* WHAT THIS TASK INVOLVES: Search the entries for the word "text" and pull out each line that has it.

* PROVIDED MATERIAL:
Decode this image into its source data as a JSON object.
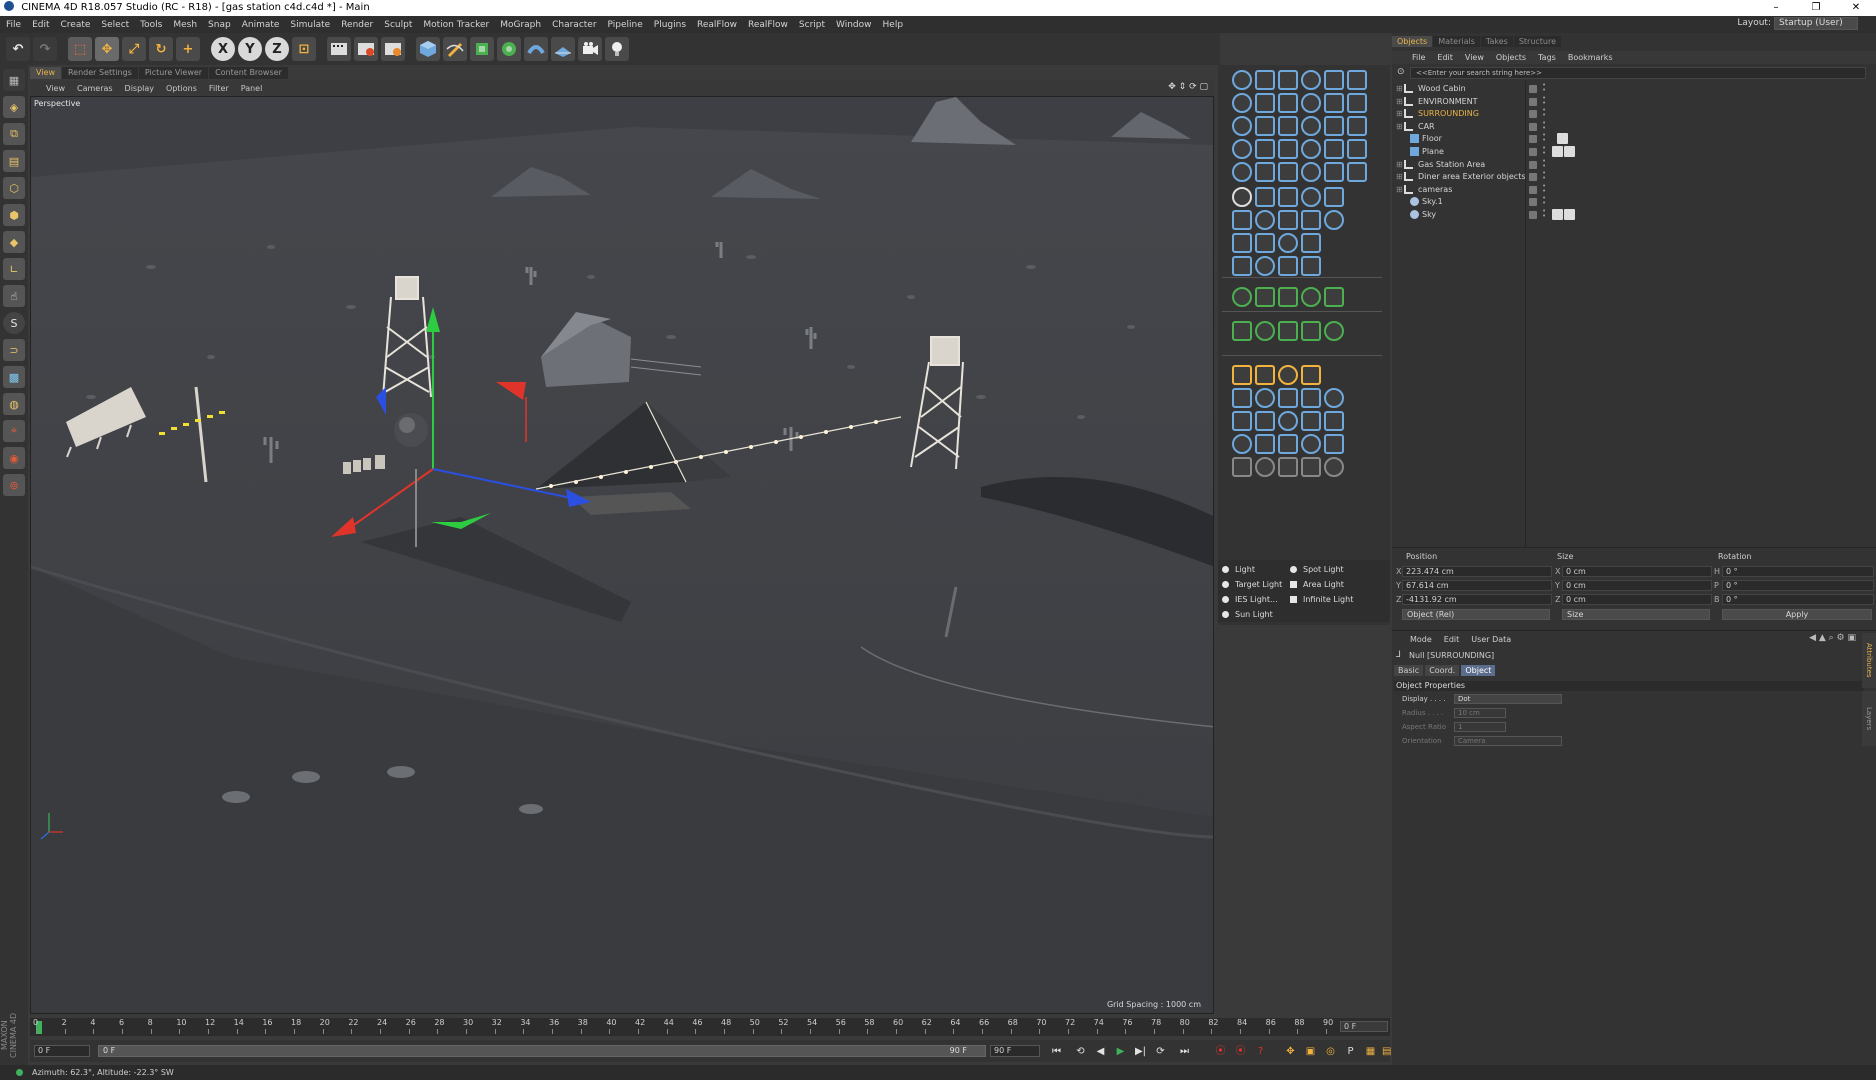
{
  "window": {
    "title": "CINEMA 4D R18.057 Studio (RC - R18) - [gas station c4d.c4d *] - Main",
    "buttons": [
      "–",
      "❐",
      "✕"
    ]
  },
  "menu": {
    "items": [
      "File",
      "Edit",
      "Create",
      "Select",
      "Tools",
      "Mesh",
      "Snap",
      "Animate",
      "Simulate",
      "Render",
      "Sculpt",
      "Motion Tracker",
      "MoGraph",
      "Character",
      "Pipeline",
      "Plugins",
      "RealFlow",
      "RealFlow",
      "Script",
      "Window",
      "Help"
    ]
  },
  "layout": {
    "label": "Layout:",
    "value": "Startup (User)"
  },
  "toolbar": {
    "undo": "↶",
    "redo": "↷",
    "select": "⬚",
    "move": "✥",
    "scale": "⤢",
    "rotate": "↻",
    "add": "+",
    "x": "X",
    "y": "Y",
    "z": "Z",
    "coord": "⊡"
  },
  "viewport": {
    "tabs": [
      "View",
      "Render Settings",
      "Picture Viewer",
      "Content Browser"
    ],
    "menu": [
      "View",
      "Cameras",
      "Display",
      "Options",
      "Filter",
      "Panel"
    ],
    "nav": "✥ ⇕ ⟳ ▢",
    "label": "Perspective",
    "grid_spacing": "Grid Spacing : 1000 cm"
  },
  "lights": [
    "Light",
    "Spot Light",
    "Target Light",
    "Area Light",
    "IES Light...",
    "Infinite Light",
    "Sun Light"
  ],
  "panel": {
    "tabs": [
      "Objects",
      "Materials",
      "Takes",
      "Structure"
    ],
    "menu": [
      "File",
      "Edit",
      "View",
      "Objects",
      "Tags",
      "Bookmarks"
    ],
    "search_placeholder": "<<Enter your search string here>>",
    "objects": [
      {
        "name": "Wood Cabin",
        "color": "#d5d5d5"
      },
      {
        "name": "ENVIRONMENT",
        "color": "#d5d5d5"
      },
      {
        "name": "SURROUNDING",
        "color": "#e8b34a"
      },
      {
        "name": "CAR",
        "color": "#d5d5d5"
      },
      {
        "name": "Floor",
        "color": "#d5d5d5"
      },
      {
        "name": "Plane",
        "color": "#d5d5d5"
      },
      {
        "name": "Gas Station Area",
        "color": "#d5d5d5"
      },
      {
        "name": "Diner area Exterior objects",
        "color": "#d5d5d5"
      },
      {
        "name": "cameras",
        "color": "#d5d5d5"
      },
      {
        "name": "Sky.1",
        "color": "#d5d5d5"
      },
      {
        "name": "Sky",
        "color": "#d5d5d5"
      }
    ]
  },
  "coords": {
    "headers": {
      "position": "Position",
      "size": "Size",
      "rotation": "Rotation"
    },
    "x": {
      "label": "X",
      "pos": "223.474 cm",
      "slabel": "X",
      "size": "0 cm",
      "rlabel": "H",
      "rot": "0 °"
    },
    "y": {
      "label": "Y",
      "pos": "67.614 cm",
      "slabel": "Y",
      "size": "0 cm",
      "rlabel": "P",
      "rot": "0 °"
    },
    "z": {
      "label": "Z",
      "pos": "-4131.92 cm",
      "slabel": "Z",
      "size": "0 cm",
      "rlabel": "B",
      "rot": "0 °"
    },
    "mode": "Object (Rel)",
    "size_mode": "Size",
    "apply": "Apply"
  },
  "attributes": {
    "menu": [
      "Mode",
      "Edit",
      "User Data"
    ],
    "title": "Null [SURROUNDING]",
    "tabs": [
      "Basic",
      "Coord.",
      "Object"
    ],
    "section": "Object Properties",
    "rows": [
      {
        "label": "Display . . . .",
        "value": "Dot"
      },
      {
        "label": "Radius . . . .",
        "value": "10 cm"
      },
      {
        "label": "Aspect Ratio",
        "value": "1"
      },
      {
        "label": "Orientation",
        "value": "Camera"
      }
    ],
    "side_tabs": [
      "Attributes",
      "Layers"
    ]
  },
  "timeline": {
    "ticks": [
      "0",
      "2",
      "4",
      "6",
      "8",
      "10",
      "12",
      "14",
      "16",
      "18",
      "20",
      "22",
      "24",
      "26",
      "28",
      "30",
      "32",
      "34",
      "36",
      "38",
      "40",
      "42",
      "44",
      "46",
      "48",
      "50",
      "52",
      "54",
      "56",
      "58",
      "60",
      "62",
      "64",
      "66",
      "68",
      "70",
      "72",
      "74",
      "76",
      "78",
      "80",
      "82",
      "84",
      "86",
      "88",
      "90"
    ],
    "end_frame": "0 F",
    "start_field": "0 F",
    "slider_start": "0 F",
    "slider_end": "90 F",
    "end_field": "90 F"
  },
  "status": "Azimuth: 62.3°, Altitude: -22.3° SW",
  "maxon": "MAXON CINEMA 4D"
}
---
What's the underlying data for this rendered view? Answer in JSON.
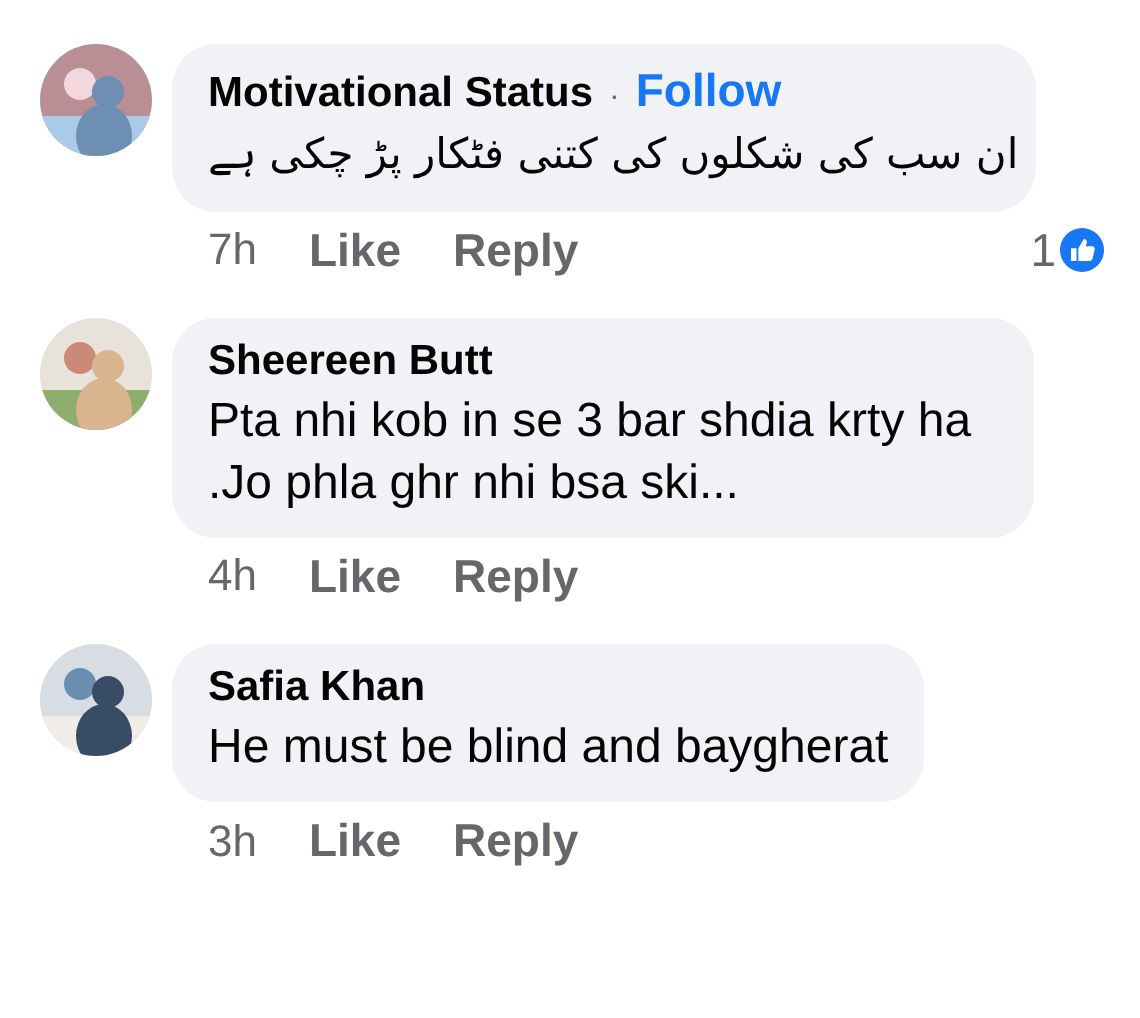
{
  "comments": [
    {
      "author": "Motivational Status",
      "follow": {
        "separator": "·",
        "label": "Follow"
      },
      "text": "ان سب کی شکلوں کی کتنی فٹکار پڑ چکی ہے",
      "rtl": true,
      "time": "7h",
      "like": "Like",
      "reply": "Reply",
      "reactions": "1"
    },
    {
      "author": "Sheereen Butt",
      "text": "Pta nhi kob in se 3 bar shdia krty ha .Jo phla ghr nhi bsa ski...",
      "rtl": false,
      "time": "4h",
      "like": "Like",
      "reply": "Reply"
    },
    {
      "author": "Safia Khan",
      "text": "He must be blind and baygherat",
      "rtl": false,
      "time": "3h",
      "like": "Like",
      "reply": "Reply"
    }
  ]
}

* COMPLETED TASK:
      "text": "ان سب کی شکلوں کی کتنی فٹکار پڑ چکی ہے",
      "text": "Pta nhi kob in se 3 bar shdia krty ha .Jo phla ghr nhi bsa ski...",
      "text": "He must be blind and baygherat",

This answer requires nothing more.